What the task asks:
Return the records word for word. Any pictures in them are not part of the copy.

Some records:
******************************

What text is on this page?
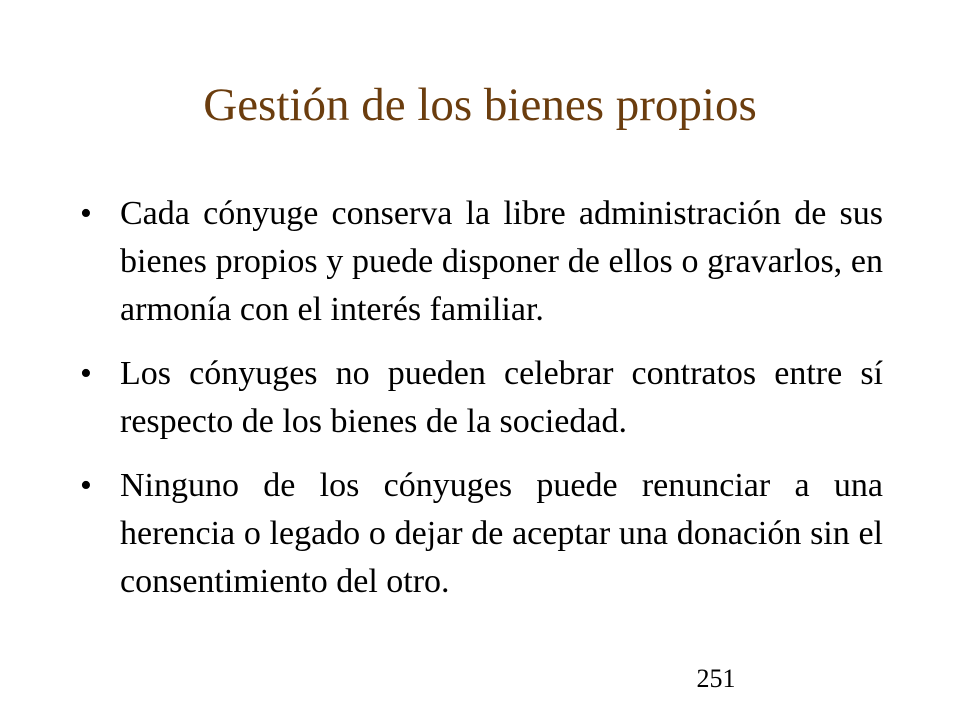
Gestión de los bienes propios
• Cada cónyuge conserva la libre administración de sus bienes propios y puede disponer de ellos o gravarlos, en armonía con el interés familiar.
• Los cónyuges no pueden celebrar contratos entre sí respecto de los bienes de la sociedad.
• Ninguno de los cónyuges puede renunciar a una herencia o legado o dejar de aceptar una donación sin el consentimiento del otro.
251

******************************

Full solution:
What text is on this page?
Gestión de los bienes propios
• Cada cónyuge conserva la libre administración de sus bienes propios y puede disponer de ellos o gravarlos, en armonía con el interés familiar.
• Los cónyuges no pueden celebrar contratos entre sí respecto de los bienes de la sociedad.
• Ninguno de los cónyuges puede renunciar a una herencia o legado o dejar de aceptar una donación sin el consentimiento del otro.
251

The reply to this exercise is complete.